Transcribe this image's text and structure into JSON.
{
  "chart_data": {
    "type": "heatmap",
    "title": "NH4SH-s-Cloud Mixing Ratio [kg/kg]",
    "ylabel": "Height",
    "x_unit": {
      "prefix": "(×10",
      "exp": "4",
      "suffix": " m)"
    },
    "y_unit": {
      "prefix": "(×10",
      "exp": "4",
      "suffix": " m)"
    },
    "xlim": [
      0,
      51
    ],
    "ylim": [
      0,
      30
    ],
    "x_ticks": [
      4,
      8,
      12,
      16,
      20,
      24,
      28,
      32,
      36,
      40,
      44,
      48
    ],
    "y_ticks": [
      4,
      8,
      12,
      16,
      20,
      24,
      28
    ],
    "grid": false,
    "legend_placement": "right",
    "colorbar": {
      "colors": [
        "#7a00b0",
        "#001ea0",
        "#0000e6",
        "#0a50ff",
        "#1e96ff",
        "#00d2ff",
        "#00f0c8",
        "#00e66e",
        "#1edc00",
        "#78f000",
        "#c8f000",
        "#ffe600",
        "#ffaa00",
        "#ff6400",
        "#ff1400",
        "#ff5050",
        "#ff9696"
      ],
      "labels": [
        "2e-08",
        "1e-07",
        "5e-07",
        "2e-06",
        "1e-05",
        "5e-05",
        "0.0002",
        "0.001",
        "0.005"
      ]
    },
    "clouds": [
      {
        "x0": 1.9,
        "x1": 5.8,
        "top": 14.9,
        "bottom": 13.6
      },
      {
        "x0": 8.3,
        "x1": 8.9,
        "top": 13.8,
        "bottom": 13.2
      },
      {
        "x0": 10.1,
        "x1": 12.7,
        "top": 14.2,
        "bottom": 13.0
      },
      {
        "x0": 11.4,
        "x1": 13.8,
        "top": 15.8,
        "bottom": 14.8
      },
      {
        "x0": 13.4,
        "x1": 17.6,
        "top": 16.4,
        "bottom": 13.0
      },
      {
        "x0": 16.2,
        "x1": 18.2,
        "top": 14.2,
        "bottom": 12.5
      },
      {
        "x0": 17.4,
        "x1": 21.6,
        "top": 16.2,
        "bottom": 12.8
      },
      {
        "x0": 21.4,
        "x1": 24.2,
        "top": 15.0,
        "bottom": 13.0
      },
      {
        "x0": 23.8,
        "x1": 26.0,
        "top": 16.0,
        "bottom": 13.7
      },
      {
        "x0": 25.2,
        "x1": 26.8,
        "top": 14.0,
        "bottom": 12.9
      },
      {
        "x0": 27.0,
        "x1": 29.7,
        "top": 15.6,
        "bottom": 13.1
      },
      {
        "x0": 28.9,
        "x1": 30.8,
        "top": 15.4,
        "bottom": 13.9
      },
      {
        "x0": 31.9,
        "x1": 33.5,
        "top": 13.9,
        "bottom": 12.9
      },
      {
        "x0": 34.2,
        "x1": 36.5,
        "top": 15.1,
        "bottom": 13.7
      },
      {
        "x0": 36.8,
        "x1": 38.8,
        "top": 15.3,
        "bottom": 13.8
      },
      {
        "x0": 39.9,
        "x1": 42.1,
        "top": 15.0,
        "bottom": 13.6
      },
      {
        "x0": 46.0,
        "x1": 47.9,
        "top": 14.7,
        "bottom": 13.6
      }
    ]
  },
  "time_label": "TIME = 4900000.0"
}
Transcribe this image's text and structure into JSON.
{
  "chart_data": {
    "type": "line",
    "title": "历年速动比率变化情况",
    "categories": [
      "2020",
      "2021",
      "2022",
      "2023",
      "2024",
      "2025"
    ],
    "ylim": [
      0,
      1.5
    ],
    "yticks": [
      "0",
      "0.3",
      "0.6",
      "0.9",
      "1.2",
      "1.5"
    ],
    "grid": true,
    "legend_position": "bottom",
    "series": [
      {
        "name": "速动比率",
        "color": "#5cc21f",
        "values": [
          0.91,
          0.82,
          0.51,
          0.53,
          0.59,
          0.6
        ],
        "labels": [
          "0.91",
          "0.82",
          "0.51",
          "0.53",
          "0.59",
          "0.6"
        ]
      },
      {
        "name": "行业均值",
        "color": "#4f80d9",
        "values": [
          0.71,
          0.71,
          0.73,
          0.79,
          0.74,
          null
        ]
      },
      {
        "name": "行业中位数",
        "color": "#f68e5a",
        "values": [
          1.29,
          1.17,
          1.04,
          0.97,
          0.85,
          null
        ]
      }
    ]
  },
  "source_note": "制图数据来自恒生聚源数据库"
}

──────────────────────────────

• [YOUR GOAL]: Transcribe all lines as written.

• [SOLVED EXERCISE]:
Transcribe this image's text and structure into JSON.
{
  "chart_data": {
    "type": "heatmap",
    "title": "NH4SH-s-Cloud Mixing Ratio [kg/kg]",
    "ylabel": "Height",
    "x_unit": {
      "prefix": "(×10",
      "exp": "4",
      "suffix": " m)"
    },
    "y_unit": {
      "prefix": "(×10",
      "exp": "4",
      "suffix": " m)"
    },
    "xlim": [
      0,
      51
    ],
    "ylim": [
      0,
      30
    ],
    "x_ticks": [
      4,
      8,
      12,
      16,
      20,
      24,
      28,
      32,
      36,
      40,
      44,
      48
    ],
    "y_ticks": [
      4,
      8,
      12,
      16,
      20,
      24,
      28
    ],
    "grid": false,
    "legend_placement": "right",
    "colorbar": {
      "colors": [
        "#7a00b0",
        "#001ea0",
        "#0000e6",
        "#0a50ff",
        "#1e96ff",
        "#00d2ff",
        "#00f0c8",
        "#00e66e",
        "#1edc00",
        "#78f000",
        "#c8f000",
        "#ffe600",
        "#ffaa00",
        "#ff6400",
        "#ff1400",
        "#ff5050",
        "#ff9696"
      ],
      "labels": [
        "2e-08",
        "1e-07",
        "5e-07",
        "2e-06",
        "1e-05",
        "5e-05",
        "0.0002",
        "0.001",
        "0.005"
      ]
    },
    "clouds": [
      {
        "x0": 1.9,
        "x1": 5.8,
        "top": 14.9,
        "bottom": 13.6
      },
      {
        "x0": 8.3,
        "x1": 8.9,
        "top": 13.8,
        "bottom": 13.2
      },
      {
        "x0": 10.1,
        "x1": 12.7,
        "top": 14.2,
        "bottom": 13.0
      },
      {
        "x0": 11.4,
        "x1": 13.8,
        "top": 15.8,
        "bottom": 14.8
      },
      {
        "x0": 13.4,
        "x1": 17.6,
        "top": 16.4,
        "bottom": 13.0
      },
      {
        "x0": 16.2,
        "x1": 18.2,
        "top": 14.2,
        "bottom": 12.5
      },
      {
        "x0": 17.4,
        "x1": 21.6,
        "top": 16.2,
        "bottom": 12.8
      },
      {
        "x0": 21.4,
        "x1": 24.2,
        "top": 15.0,
        "bottom": 13.0
      },
      {
        "x0": 23.8,
        "x1": 26.0,
        "top": 16.0,
        "bottom": 13.7
      },
      {
        "x0": 25.2,
        "x1": 26.8,
        "top": 14.0,
        "bottom": 12.9
      },
      {
        "x0": 27.0,
        "x1": 29.7,
        "top": 15.6,
        "bottom": 13.1
      },
      {
        "x0": 28.9,
        "x1": 30.8,
        "top": 15.4,
        "bottom": 13.9
      },
      {
        "x0": 31.9,
        "x1": 33.5,
        "top": 13.9,
        "bottom": 12.9
      },
      {
        "x0": 34.2,
        "x1": 36.5,
        "top": 15.1,
        "bottom": 13.7
      },
      {
        "x0": 36.8,
        "x1": 38.8,
        "top": 15.3,
        "bottom": 13.8
      },
      {
        "x0": 39.9,
        "x1": 42.1,
        "top": 15.0,
        "bottom": 13.6
      },
      {
        "x0": 46.0,
        "x1": 47.9,
        "top": 14.7,
        "bottom": 13.6
      }
    ]
  },
  "time_label": "TIME = 4900000.0"
}
Transcribe this image's text and structure into JSON.
{
  "chart_data": {
    "type": "line",
    "title": "历年速动比率变化情况",
    "categories": [
      "2020",
      "2021",
      "2022",
      "2023",
      "2024",
      "2025"
    ],
    "ylim": [
      0,
      1.5
    ],
    "yticks": [
      "0",
      "0.3",
      "0.6",
      "0.9",
      "1.2",
      "1.5"
    ],
    "grid": true,
    "legend_position": "bottom",
    "series": [
      {
        "name": "速动比率",
        "color": "#5cc21f",
        "values": [
          0.91,
          0.82,
          0.51,
          0.53,
          0.59,
          0.6
        ],
        "labels": [
          "0.91",
          "0.82",
          "0.51",
          "0.53",
          "0.59",
          "0.6"
        ]
      },
      {
        "name": "行业均值",
        "color": "#4f80d9",
        "values": [
          0.71,
          0.71,
          0.73,
          0.79,
          0.74,
          null
        ]
      },
      {
        "name": "行业中位数",
        "color": "#f68e5a",
        "values": [
          1.29,
          1.17,
          1.04,
          0.97,
          0.85,
          null
        ]
      }
    ]
  },
  "source_note": "制图数据来自恒生聚源数据库"
}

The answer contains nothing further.